PROBLEM STATEMENT »
Using the material that follows, identify and copy each line with the string "relieve".

DATA TO USE »

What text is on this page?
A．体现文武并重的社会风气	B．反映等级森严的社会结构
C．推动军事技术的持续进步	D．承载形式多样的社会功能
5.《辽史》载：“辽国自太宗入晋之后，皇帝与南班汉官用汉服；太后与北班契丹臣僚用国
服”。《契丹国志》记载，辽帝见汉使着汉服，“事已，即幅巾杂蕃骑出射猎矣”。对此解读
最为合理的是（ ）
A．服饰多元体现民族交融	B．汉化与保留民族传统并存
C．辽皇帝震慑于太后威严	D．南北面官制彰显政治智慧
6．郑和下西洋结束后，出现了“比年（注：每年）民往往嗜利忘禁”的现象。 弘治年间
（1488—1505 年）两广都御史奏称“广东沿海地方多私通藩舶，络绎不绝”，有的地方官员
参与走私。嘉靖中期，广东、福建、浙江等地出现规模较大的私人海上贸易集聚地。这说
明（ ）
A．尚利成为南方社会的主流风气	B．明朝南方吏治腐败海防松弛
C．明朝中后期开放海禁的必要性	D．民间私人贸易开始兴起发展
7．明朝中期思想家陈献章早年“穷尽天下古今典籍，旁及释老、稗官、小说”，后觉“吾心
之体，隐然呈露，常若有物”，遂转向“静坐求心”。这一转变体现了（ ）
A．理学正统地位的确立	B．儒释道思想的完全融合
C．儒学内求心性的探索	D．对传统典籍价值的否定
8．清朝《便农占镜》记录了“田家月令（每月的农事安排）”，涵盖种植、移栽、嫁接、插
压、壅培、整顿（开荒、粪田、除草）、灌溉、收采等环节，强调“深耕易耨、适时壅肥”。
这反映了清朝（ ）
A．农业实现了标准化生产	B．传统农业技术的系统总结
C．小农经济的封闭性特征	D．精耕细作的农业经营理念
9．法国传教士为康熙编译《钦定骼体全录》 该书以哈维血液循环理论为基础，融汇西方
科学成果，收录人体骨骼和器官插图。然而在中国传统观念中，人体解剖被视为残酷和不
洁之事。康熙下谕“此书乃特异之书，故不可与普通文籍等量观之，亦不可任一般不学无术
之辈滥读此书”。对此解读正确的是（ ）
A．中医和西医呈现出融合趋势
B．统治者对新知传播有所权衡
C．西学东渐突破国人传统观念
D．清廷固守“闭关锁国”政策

...

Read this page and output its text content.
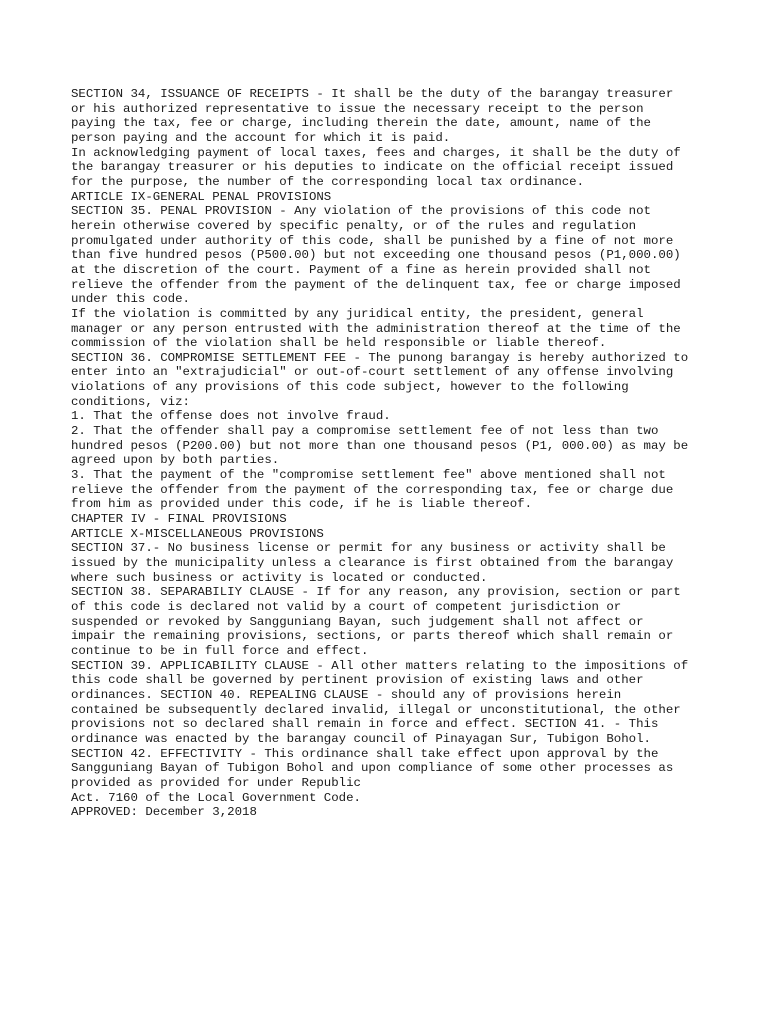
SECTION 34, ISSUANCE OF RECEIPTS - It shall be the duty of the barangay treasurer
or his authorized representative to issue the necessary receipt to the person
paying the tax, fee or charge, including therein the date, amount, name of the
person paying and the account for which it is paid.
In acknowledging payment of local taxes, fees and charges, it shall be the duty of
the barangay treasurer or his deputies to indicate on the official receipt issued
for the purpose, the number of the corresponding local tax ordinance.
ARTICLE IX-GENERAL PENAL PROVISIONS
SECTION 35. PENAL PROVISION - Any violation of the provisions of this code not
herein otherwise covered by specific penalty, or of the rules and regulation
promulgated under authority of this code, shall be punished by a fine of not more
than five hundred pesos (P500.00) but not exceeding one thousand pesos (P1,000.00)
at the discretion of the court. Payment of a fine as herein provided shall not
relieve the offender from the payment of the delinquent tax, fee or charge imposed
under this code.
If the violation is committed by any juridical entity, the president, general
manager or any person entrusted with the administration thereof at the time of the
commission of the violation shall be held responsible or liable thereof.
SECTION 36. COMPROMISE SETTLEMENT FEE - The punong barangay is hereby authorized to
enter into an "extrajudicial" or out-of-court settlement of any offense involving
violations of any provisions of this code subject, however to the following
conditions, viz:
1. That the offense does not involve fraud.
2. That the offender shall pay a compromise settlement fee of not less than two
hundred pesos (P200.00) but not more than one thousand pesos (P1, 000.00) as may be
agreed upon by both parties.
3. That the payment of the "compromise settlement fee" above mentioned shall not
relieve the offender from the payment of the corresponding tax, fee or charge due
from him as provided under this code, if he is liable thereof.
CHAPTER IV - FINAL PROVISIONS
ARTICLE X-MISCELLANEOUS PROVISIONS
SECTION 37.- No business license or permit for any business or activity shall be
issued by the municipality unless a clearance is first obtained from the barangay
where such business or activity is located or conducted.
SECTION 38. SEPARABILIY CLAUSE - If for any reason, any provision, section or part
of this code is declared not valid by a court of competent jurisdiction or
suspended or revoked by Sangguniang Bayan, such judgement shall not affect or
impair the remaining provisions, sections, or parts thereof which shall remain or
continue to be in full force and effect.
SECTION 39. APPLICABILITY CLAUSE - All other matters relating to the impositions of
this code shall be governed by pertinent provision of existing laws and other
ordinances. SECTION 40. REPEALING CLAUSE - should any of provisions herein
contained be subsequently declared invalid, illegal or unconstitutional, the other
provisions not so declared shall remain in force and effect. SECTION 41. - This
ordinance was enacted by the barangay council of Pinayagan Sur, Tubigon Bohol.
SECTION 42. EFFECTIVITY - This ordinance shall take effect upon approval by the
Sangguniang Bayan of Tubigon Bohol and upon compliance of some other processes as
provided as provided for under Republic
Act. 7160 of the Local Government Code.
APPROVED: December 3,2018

TASK RESPONSE »
relieve the offender from the payment of the delinquent tax, fee or charge imposed
relieve the offender from the payment of the corresponding tax, fee or charge due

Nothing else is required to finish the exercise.